_DATA FOR THIS EXERCISE_.
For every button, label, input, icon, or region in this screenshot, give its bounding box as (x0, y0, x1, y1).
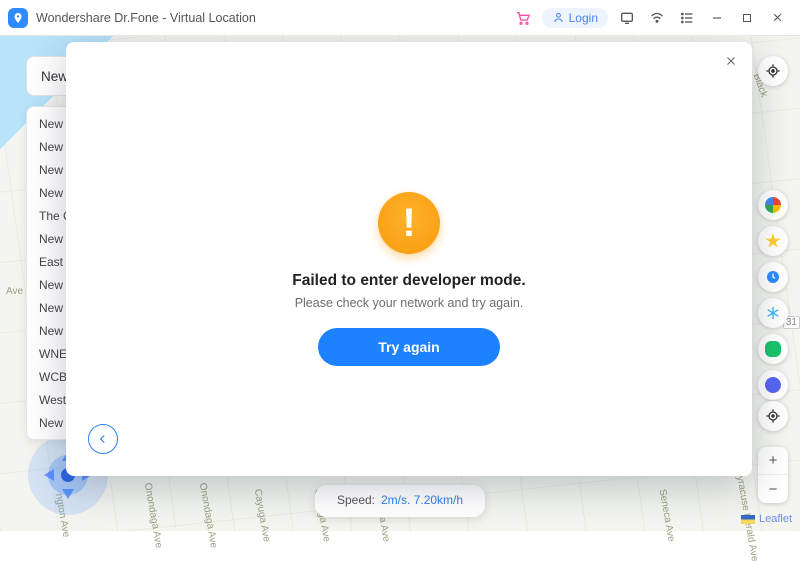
device-icon[interactable] (612, 3, 642, 33)
app-title: Wondershare Dr.Fone - Virtual Location (36, 11, 256, 25)
map-street-label: Seneca Ave (657, 488, 677, 542)
window-maximize[interactable] (732, 3, 762, 33)
locate-me-button[interactable] (758, 401, 788, 431)
modal-back-button[interactable] (88, 424, 118, 454)
error-subtitle: Please check your network and try again. (295, 296, 524, 310)
titlebar: Wondershare Dr.Fone - Virtual Location L… (0, 0, 800, 36)
speed-label: Speed: (337, 493, 375, 507)
map-attribution[interactable]: Leaflet (741, 513, 792, 525)
warning-icon: ! (378, 192, 440, 254)
gmaps-button[interactable] (758, 190, 788, 220)
zoom-control: + − (758, 447, 788, 503)
window-close[interactable] (762, 3, 792, 33)
zoom-out-button[interactable]: − (758, 475, 788, 503)
modal-close-button[interactable] (724, 54, 738, 73)
center-map-button[interactable] (758, 56, 788, 86)
map-street-label: Cayuga Ave (252, 488, 272, 543)
history-button[interactable] (758, 262, 788, 292)
discord-button[interactable] (758, 370, 788, 400)
cart-button[interactable] (508, 3, 538, 33)
wifi-icon[interactable] (642, 3, 672, 33)
map-street-label: Onondaga Ave (197, 482, 219, 549)
login-button[interactable]: Login (542, 8, 608, 28)
speed-panel: Speed: 2m/s. 7.20km/h (315, 485, 485, 517)
login-label: Login (569, 11, 598, 25)
zoom-in-button[interactable]: + (758, 447, 788, 475)
map-label: Ave (6, 286, 23, 297)
game-button[interactable] (758, 334, 788, 364)
speed-value: 2m/s. 7.20km/h (381, 493, 463, 507)
error-title: Failed to enter developer mode. (292, 272, 525, 290)
app-logo-icon (8, 8, 28, 28)
map-street-label: Onondaga Ave (142, 482, 164, 549)
window-minimize[interactable] (702, 3, 732, 33)
menu-list-icon[interactable] (672, 3, 702, 33)
favorites-button[interactable] (758, 226, 788, 256)
cooldown-button[interactable] (758, 298, 788, 328)
error-modal: ! Failed to enter developer mode. Please… (66, 42, 752, 476)
flag-icon (741, 515, 755, 524)
retry-button[interactable]: Try again (318, 328, 499, 366)
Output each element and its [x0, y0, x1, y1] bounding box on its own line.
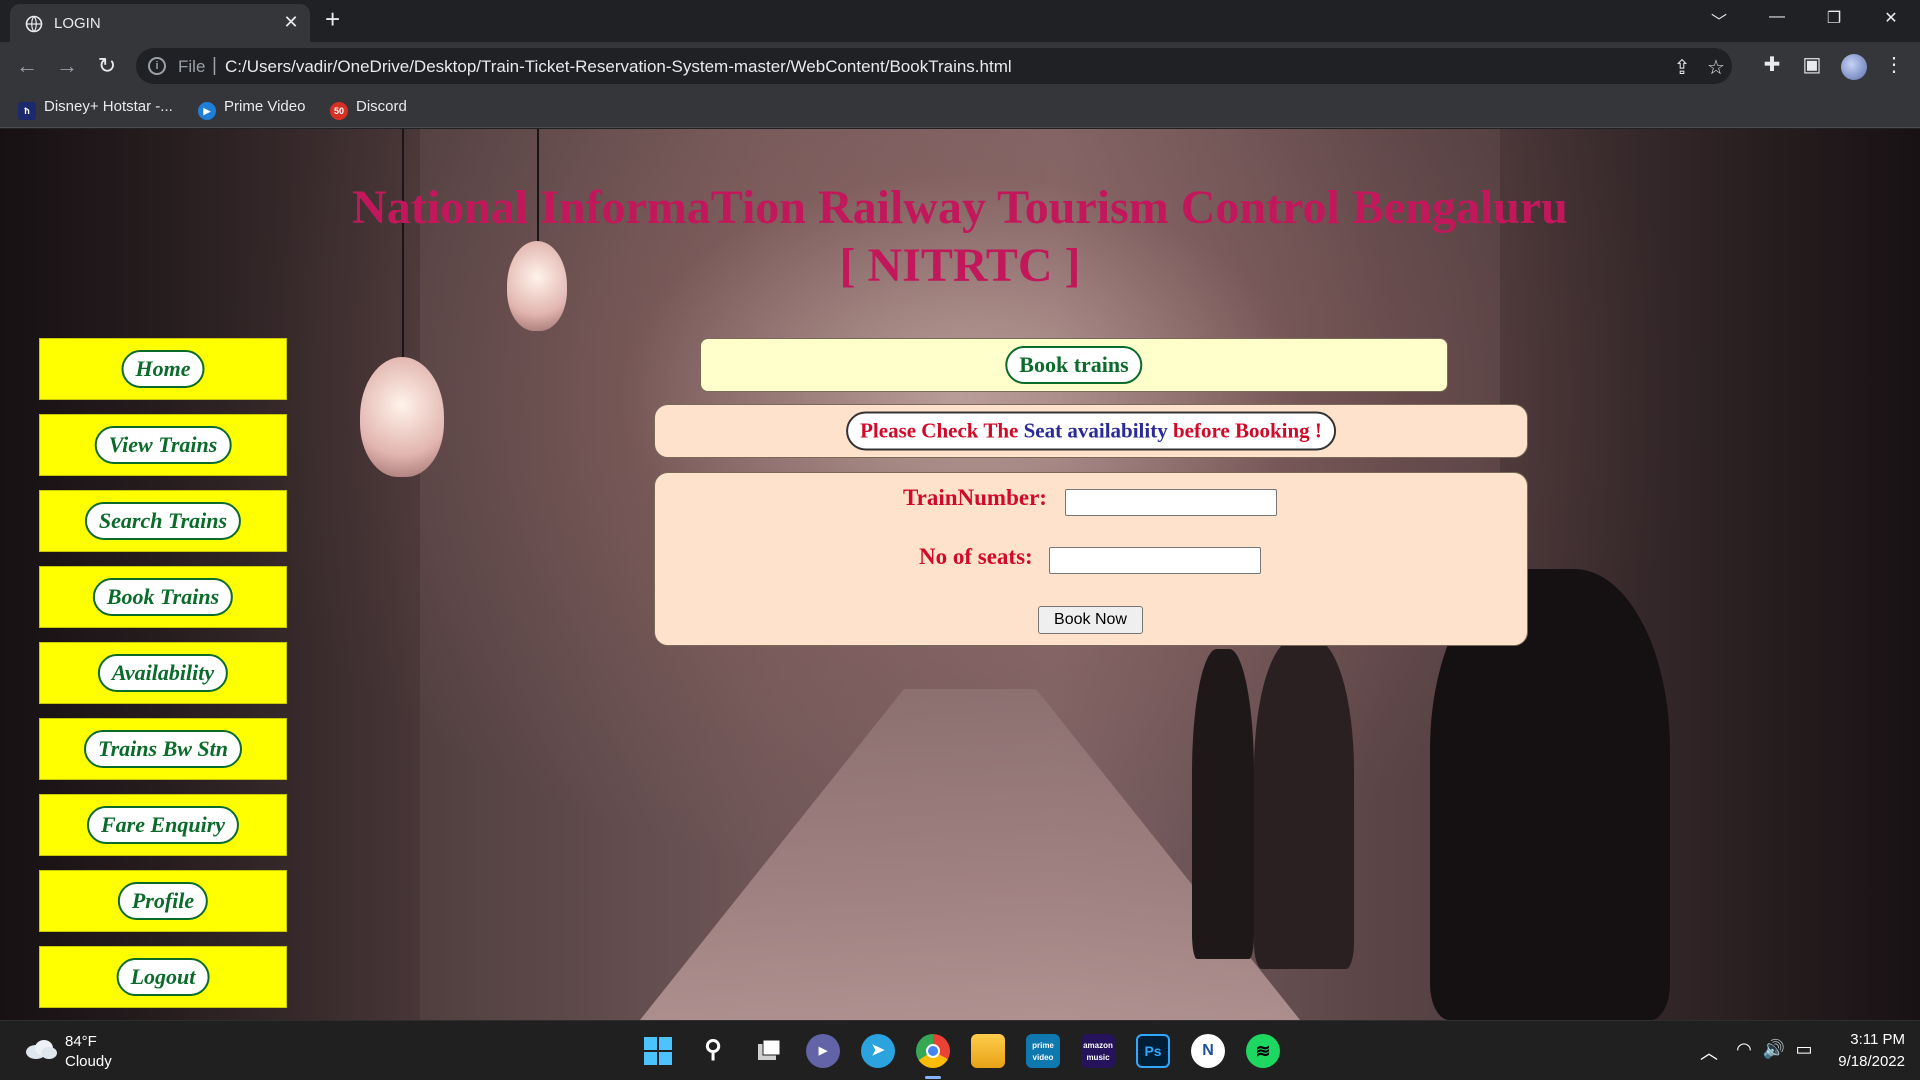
bookmark-hotstar[interactable]: ħ Disney+ Hotstar -... [18, 98, 173, 120]
person-silhouette-2 [1254, 639, 1354, 969]
availability-notice-panel: Please Check The Seat availability befor… [654, 404, 1528, 458]
photoshop-icon[interactable]: Ps [1136, 1034, 1170, 1068]
restore-button[interactable]: ❐ [1819, 8, 1849, 28]
sidebar-item-profile[interactable]: Profile [39, 870, 287, 932]
close-window-button[interactable]: ✕ [1876, 8, 1906, 28]
cloud-icon[interactable] [24, 1038, 58, 1060]
clock-time[interactable]: 3:11 PM [1835, 1031, 1905, 1048]
extensions-icon[interactable]: ✚ [1758, 52, 1786, 77]
site-title: National InformaTion Railway Tourism Con… [0, 179, 1920, 295]
prime-video-app-icon[interactable]: prime video [1026, 1034, 1060, 1068]
app-n-icon[interactable]: N [1191, 1034, 1225, 1068]
file-explorer-icon[interactable] [971, 1034, 1005, 1068]
discord-icon: 50 [330, 102, 348, 120]
start-icon[interactable] [641, 1034, 675, 1068]
new-tab-button[interactable]: + [325, 4, 340, 35]
back-icon[interactable]: ← [13, 52, 41, 80]
reload-icon[interactable]: ↻ [93, 52, 121, 80]
notice-text-2: before Booking ! [1167, 418, 1322, 443]
address-bar[interactable]: i File | C:/Users/vadir/OneDrive/Desktop… [136, 48, 1732, 84]
chrome-icon[interactable] [916, 1034, 950, 1068]
sidebar-item-logout[interactable]: Logout [39, 946, 287, 1008]
url-scheme: File [178, 57, 206, 76]
sidebar-item-search-trains[interactable]: Search Trains [39, 490, 287, 552]
windows-taskbar: 84°F Cloudy ⚲ ▶ ➤ prime video amazon mus… [0, 1020, 1920, 1080]
forward-icon[interactable]: → [53, 52, 81, 80]
booking-form: TrainNumber: No of seats: Book Now [654, 472, 1528, 646]
side-panel-icon[interactable]: ▣ [1798, 52, 1826, 77]
profile-avatar[interactable] [1841, 54, 1867, 80]
availability-notice: Please Check The Seat availability befor… [846, 411, 1336, 451]
sidebar-item-label[interactable]: Fare Enquiry [86, 806, 240, 844]
sidebar-item-label[interactable]: Availability [97, 654, 229, 692]
book-trains-heading: Book trains [1005, 346, 1143, 384]
sidebar-item-label[interactable]: Profile [117, 882, 209, 920]
url-text[interactable]: C:/Users/vadir/OneDrive/Desktop/Train-Ti… [225, 57, 1012, 77]
hanging-lightbulb-2 [360, 357, 444, 477]
search-icon[interactable]: ⚲ [696, 1034, 730, 1068]
clock-date[interactable]: 9/18/2022 [1815, 1053, 1905, 1070]
share-icon[interactable]: ⇪ [1670, 55, 1694, 80]
chrome-center [926, 1044, 940, 1058]
seat-availability-link[interactable]: Seat availability [1024, 419, 1168, 443]
book-now-button[interactable]: Book Now [1038, 606, 1143, 634]
prime-video-icon: ▶ [198, 102, 216, 120]
tab-search-icon[interactable]: ﹀ [1704, 8, 1734, 32]
task-view-icon[interactable] [752, 1034, 786, 1068]
info-icon[interactable]: i [148, 57, 166, 75]
sidebar-item-label[interactable]: Trains Bw Stn [83, 730, 243, 768]
train-number-input[interactable] [1065, 489, 1277, 516]
sidebar-item-label[interactable]: Home [121, 350, 205, 388]
browser-toolbar: ← → ↻ i File | C:/Users/vadir/OneDrive/D… [0, 42, 1920, 90]
volume-icon[interactable]: 🔊 [1761, 1039, 1787, 1060]
sidebar-item-home[interactable]: Home [39, 338, 287, 400]
windows-logo-icon [644, 1037, 672, 1065]
telegram-icon[interactable]: ➤ [861, 1034, 895, 1068]
book-trains-header: Book trains [700, 338, 1448, 392]
sidebar-item-label[interactable]: Search Trains [84, 502, 242, 540]
chevron-up-icon[interactable]: ︿ [1696, 1039, 1722, 1065]
minimize-button[interactable]: — [1762, 8, 1792, 26]
sidebar-item-book-trains[interactable]: Book Trains [39, 566, 287, 628]
seats-input[interactable] [1049, 547, 1261, 574]
site-title-line1: National InformaTion Railway Tourism Con… [352, 181, 1568, 234]
menu-kebab-icon[interactable]: ⋮ [1880, 52, 1908, 77]
sidebar-item-label[interactable]: Logout [116, 958, 210, 996]
wifi-icon[interactable]: ◠ [1731, 1039, 1757, 1060]
page-viewport: National InformaTion Railway Tourism Con… [0, 129, 1920, 1020]
hotstar-icon: ħ [18, 102, 36, 120]
sidebar-item-label[interactable]: Book Trains [92, 578, 234, 616]
active-app-indicator [925, 1076, 941, 1079]
spotify-icon[interactable]: ≋ [1246, 1034, 1280, 1068]
sidebar-item-availability[interactable]: Availability [39, 642, 287, 704]
url-separator: | [212, 55, 217, 76]
battery-icon[interactable]: ▭ [1791, 1039, 1817, 1060]
seats-label: No of seats: [919, 544, 1033, 569]
train-number-label: TrainNumber: [903, 485, 1047, 510]
sidebar-item-trains-bw-stn[interactable]: Trains Bw Stn [39, 718, 287, 780]
tab-title: LOGIN [54, 15, 101, 32]
notice-text-1: Please Check The [860, 418, 1024, 443]
browser-titlebar: LOGIN ✕ + ﹀ — ❐ ✕ [0, 0, 1920, 42]
bookmark-star-icon[interactable]: ☆ [1704, 55, 1728, 80]
task-view-glyph-icon [758, 1039, 781, 1060]
sidebar-item-fare-enquiry[interactable]: Fare Enquiry [39, 794, 287, 856]
teams-chat-icon[interactable]: ▶ [806, 1034, 840, 1068]
amazon-music-icon[interactable]: amazon music [1081, 1034, 1115, 1068]
globe-icon [25, 15, 43, 33]
browser-tab[interactable]: LOGIN ✕ [10, 4, 310, 42]
person-silhouette-1 [1192, 649, 1254, 959]
site-title-line2: [ NITRTC ] [839, 239, 1081, 292]
bookmark-prime-video[interactable]: ▶ Prime Video [198, 98, 305, 120]
sidebar-item-view-trains[interactable]: View Trains [39, 414, 287, 476]
close-tab-icon[interactable]: ✕ [280, 12, 302, 33]
weather-condition[interactable]: Cloudy [65, 1053, 112, 1070]
bookmarks-bar: ħ Disney+ Hotstar -... ▶ Prime Video 50 Dis… [0, 90, 1920, 128]
sidebar-item-label[interactable]: View Trains [94, 426, 232, 464]
bookmark-discord[interactable]: 50 Discord [330, 98, 407, 120]
weather-temperature[interactable]: 84°F [65, 1033, 97, 1050]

_WHAT IS REQUIRED_.
Copy the material verbatim, starting at the line containing "bookmark-hotstar[interactable]: ħ Disney+" and ending after the line containing "restore-button[interactable]: ❐ [1819, 8, 1849, 28]".

_SOLUTION FOR THIS PROBLEM_.
bookmark-hotstar[interactable]: ħ Disney+ Hotstar -... [18, 98, 173, 120]
person-silhouette-2 [1254, 639, 1354, 969]
availability-notice-panel: Please Check The Seat availability befor… [654, 404, 1528, 458]
photoshop-icon[interactable]: Ps [1136, 1034, 1170, 1068]
restore-button[interactable]: ❐ [1819, 8, 1849, 28]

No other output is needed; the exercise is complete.